- _WRITTEN PROBLEM_: Give the total number of lines with the word "РАЗВИТИЯ" in them, and no other words.

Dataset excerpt
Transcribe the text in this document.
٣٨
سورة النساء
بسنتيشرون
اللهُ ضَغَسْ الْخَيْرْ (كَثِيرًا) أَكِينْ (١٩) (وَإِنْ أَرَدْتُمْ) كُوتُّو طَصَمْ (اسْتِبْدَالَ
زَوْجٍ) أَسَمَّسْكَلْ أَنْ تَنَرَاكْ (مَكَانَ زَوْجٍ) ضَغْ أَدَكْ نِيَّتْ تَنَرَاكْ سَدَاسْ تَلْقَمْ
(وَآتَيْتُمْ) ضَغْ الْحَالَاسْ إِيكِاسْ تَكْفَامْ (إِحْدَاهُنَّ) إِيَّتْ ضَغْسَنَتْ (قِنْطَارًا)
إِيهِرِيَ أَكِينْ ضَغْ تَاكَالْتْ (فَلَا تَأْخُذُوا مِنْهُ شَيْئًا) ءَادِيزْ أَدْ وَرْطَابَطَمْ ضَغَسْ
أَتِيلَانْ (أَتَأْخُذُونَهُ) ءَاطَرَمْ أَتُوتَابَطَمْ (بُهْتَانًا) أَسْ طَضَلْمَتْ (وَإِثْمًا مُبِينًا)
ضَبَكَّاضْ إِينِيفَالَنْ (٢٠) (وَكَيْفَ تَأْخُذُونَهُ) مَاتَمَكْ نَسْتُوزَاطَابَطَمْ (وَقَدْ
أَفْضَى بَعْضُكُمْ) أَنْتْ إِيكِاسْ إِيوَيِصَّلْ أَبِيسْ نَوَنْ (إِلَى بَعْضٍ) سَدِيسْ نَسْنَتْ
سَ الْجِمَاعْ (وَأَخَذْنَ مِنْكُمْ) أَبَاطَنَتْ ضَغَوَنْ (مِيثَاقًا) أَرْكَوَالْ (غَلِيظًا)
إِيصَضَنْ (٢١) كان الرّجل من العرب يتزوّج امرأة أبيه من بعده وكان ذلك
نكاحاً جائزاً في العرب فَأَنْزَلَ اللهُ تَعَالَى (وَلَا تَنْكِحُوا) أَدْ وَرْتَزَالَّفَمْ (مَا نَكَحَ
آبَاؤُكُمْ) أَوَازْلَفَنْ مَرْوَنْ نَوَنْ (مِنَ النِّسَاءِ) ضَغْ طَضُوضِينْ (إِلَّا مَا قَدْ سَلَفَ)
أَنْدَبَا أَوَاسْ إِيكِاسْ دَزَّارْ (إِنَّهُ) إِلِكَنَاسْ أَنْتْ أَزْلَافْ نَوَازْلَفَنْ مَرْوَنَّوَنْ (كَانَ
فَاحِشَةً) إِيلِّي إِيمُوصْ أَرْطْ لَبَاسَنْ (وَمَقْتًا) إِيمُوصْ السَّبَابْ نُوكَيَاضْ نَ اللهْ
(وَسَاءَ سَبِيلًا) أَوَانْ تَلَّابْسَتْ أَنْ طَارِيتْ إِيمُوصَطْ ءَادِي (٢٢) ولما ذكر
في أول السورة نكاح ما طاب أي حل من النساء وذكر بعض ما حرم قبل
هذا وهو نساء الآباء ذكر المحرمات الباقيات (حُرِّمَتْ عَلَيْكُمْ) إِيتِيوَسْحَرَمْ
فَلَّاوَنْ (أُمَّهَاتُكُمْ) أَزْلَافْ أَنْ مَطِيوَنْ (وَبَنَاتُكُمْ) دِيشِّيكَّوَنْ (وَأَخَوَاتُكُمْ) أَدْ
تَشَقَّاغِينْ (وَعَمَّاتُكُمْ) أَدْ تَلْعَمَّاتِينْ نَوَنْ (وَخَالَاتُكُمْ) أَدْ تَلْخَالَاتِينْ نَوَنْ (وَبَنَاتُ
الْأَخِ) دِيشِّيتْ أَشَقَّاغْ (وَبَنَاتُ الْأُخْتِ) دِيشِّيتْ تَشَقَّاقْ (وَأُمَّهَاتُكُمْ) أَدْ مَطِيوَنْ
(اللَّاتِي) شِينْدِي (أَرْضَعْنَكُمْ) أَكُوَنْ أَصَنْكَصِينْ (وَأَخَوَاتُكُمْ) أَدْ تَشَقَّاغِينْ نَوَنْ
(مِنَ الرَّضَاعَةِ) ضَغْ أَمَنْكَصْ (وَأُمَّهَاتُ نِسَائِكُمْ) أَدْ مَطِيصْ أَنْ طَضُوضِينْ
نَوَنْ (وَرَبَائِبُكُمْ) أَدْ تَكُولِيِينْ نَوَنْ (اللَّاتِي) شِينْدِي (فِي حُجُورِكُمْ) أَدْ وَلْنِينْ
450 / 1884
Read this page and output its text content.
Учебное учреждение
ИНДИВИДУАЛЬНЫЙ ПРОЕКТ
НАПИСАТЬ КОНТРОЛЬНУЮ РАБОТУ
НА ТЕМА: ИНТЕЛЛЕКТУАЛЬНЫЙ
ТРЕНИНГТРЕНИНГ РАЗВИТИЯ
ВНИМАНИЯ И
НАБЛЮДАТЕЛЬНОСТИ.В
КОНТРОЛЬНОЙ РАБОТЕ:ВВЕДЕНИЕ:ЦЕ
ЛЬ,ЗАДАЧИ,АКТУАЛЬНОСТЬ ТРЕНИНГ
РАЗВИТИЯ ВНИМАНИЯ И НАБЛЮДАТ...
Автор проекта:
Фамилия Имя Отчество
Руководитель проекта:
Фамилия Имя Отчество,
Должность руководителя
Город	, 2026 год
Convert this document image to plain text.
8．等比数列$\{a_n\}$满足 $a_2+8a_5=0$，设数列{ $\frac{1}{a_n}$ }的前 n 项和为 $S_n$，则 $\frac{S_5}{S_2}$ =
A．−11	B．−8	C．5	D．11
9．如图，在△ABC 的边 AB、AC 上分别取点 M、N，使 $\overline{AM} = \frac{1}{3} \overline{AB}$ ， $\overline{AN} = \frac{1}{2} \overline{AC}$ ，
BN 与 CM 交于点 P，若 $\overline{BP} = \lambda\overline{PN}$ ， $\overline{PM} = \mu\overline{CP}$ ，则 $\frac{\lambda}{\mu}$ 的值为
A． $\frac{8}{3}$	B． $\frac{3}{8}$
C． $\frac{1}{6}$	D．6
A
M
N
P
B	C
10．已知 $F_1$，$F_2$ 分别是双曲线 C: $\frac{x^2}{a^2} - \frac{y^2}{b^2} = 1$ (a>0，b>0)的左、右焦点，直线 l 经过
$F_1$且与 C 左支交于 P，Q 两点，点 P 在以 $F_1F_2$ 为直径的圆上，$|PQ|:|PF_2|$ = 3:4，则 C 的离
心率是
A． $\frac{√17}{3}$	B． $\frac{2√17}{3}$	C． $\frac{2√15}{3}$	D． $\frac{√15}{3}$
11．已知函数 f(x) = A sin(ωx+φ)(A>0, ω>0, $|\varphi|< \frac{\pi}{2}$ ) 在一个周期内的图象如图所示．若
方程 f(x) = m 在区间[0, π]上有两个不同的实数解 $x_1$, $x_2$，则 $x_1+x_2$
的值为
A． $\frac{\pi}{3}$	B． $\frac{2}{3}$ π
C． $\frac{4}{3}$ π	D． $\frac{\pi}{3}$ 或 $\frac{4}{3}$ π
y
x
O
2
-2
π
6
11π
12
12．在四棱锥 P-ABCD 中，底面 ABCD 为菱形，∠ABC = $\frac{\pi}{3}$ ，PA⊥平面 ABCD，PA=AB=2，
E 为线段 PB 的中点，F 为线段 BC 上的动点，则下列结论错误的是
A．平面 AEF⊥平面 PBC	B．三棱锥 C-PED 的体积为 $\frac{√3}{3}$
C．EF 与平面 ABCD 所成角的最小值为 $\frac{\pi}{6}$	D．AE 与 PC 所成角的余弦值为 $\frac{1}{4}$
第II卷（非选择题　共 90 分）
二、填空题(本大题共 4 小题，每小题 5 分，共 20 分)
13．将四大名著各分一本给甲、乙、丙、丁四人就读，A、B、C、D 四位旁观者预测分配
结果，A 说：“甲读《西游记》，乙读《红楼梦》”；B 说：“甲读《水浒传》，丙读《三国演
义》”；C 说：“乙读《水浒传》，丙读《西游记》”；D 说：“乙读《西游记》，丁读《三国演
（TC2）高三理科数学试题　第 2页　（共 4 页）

- _RESPONSE TO THE TASK_: 2